BEGIN Text provided

Timely and effective hospital discharge for older people: a person centred approach
Abstract:During the late 1990s, long term care for older people with complex needs was moving from hospital care to community settings: domiciliary, nursing home or residential home (DHSSPSNI, 1990). Needs assessment for these people was carried out within a framework of care management.
From November 2004, Craigavon and Banbridge Community Trust moved the care management assessment process out of hospital, allowing for better informed decision making in respect of long term care options.
This article tracks the development of a whole systems approach to hospital discharge for older people with complex needs. Using a person centred approach, multidisciplinary assessment and care planning aimed to offer older people an opportunity for further assessment and, if appropriate, rehabilitation, following hospital discharge. This would allow for meaningful, supported decision making with regard to long term care options.
Building on the existing intermediate care service, an enhanced intermediate care pathway was developed to facilitate earlier discharge for patients who previously stayed in hospital to undergo the care management assessment and discharge process.
The outcomes have demonstrated high levels of user satisfaction, saved hospital bed days and successful rehabilitation resulting in reduced levels of need and reduced service requirements. There is also evidence that some older people are returning to their own homes following a period of supported discharge, with a subsequent reduction in long term admissions to institutional care.
The strategic direction towards primary care led health and social services in Northern Ireland has fostered and supported this approach.
Following the success of this approach, trusts across the region are now expected to provide complex care assessment and provision for older people in this way.

END Text provided
BEGIN Provided records

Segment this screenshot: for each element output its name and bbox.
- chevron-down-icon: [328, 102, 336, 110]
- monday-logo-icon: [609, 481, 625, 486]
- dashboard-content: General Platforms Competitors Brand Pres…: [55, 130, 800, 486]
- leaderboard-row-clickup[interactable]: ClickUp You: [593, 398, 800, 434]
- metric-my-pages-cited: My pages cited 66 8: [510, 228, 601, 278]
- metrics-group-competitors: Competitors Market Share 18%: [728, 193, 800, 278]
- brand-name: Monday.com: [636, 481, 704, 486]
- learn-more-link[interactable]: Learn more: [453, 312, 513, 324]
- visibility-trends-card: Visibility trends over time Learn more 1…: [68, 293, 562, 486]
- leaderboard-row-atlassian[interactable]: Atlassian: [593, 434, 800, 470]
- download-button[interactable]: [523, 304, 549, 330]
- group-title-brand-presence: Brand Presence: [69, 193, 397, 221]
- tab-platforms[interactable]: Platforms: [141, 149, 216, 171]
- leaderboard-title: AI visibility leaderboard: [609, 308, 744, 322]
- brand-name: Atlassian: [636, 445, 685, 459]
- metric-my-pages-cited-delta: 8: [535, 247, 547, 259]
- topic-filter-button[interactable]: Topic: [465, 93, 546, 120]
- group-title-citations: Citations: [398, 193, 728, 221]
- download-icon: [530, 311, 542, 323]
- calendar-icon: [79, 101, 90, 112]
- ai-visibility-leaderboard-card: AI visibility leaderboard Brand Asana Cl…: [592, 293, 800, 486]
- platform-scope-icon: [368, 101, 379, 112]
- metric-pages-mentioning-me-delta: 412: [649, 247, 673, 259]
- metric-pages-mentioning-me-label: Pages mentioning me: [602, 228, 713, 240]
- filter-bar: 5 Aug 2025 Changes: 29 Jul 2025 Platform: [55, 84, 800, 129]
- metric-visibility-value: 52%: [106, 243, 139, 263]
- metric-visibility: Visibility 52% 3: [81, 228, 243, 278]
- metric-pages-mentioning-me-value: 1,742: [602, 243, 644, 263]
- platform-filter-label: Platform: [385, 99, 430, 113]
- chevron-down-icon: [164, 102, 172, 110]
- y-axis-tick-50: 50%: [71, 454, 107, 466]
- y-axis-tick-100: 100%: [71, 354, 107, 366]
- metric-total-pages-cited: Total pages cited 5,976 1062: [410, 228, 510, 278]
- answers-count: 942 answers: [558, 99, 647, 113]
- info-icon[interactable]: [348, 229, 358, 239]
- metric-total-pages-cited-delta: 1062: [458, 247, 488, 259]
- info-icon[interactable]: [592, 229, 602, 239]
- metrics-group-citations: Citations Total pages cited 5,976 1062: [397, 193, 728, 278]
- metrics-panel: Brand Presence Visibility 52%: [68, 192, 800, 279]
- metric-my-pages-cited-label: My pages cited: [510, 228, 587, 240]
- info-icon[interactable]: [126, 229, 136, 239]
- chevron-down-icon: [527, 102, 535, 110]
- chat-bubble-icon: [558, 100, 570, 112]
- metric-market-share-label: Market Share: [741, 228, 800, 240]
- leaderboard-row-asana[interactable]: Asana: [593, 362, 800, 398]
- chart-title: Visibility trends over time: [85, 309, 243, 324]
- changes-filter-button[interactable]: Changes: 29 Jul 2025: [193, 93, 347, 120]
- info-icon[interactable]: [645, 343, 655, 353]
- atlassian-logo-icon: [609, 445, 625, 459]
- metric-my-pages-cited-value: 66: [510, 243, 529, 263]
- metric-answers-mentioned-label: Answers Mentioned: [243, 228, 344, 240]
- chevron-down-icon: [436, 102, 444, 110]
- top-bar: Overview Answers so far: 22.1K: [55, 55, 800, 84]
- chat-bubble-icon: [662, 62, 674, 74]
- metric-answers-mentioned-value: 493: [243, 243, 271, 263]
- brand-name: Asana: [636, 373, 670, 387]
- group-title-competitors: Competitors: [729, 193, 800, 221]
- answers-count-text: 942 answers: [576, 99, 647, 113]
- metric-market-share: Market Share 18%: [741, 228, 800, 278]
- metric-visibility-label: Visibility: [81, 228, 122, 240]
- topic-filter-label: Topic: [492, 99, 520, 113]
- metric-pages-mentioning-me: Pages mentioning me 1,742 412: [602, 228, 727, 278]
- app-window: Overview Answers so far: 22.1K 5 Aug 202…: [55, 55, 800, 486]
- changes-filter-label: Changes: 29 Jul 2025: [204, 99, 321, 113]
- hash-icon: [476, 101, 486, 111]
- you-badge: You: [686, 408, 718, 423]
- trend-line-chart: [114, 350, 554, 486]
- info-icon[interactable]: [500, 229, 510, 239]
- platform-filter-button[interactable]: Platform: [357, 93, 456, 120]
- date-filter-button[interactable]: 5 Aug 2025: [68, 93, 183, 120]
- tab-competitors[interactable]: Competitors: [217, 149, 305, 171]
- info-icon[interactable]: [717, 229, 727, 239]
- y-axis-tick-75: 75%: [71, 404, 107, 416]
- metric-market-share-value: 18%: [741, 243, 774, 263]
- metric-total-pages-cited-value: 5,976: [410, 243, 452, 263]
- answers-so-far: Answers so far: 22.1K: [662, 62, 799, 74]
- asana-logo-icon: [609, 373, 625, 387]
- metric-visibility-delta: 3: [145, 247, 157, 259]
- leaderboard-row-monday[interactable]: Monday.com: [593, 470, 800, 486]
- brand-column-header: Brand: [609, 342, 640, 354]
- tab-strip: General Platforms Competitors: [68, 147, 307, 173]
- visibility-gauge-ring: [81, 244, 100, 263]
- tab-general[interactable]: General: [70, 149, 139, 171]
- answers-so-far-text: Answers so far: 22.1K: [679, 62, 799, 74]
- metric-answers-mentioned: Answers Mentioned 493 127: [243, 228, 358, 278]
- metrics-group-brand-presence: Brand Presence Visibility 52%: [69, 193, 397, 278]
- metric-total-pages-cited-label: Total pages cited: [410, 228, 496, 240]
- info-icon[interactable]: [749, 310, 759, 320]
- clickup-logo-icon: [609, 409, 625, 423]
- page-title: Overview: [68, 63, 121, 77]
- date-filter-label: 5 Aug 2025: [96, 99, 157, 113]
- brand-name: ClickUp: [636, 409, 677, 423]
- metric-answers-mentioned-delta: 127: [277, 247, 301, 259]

END Provided records

#### Using the information:
1. In the abstract on hospital discharge for older people, quote the passage that begins at the words "The outcomes have" and stops after "to institutional care.".
2. According to the abstract on hospital discharge for older people, from what date did Craigavon and Banbridge Community Trust move the care management assessment process out of hospital?

#### Outputs for the tasks:
1.
The outcomes have demonstrated high levels of user satisfaction, saved hospital bed days and successful rehabilitation resulting in reduced levels of need and reduced service requirements. There is also evidence that some older people are returning to their own homes following a period of supported discharge, with a subsequent reduction in long term admissions to institutional care.

2. November 2004